> **TASK TO CARRY OUT**:
Output all the entries word for word. Omit the pictures.
= = = = =
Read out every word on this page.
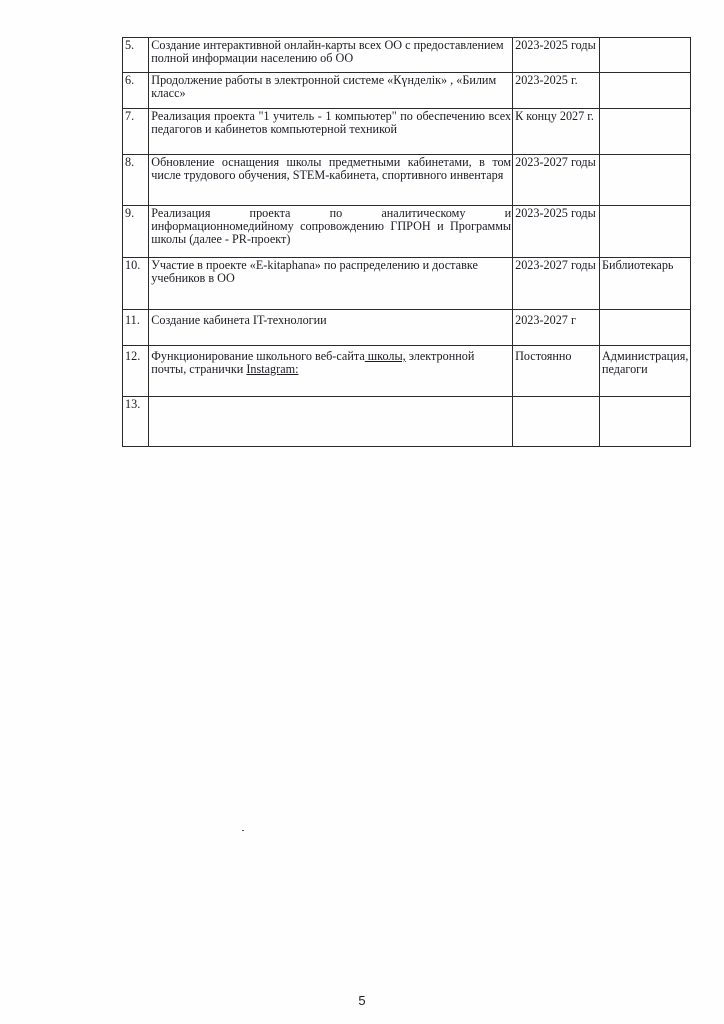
5.	Создание интерактивной онлайн-карты всех ОО с предоставлением полной информации населению об ОО	2023-2025 годы	
6.	Продолжение работы в электронной системе «Күнделік» , «Билим класс»	2023-2025 г.	
7.	Реализация проекта "1 учитель - 1 компьютер" по обеспечению всех педагогов и кабинетов компьютерной техникой	К концу 2027 г.	
8.	Обновление оснащения школы предметными кабинетами, в том числе трудового обучения, STEM-кабинета, спортивного инвентаря	2023-2027 годы	
9.	Реализация проекта по аналитическому и информационномедийному сопровождению ГПРОН и Программы школы (далее - PR-проект)	2023-2025 годы	
10.	Участие в проекте «E-kitaphana» по распределению и доставке учебников в ОО	2023-2027 годы	Библиотекарь
11.	Создание кабинета IT-технологии	2023-2027 г	
12.	Функционирование школьного веб-сайта школы, электронной почты, странички Instagram:	Постоянно	Администрация, педагоги
13.			
5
= = = = =
> **PROBLEM SOLUTION**:
Read out every word on this page.
5.	Создание интерактивной онлайн-карты всех ОО с предоставлением полной информации населению об ОО	2023-2025 годы	
6.	Продолжение работы в электронной системе «Күнделік» , «Билим класс»	2023-2025 г.	
7.	Реализация проекта "1 учитель - 1 компьютер" по обеспечению всех педагогов и кабинетов компьютерной техникой	К концу 2027 г.	
8.	Обновление оснащения школы предметными кабинетами, в том числе трудового обучения, STEM-кабинета, спортивного инвентаря	2023-2027 годы	
9.	Реализация проекта по аналитическому и информационномедийному сопровождению ГПРОН и Программы школы (далее - PR-проект)	2023-2025 годы	
10.	Участие в проекте «E-kitaphana» по распределению и доставке учебников в ОО	2023-2027 годы	Библиотекарь
11.	Создание кабинета IT-технологии	2023-2027 г	
12.	Функционирование школьного веб-сайта школы, электронной почты, странички Instagram:	Постоянно	Администрация, педагоги
13.			
5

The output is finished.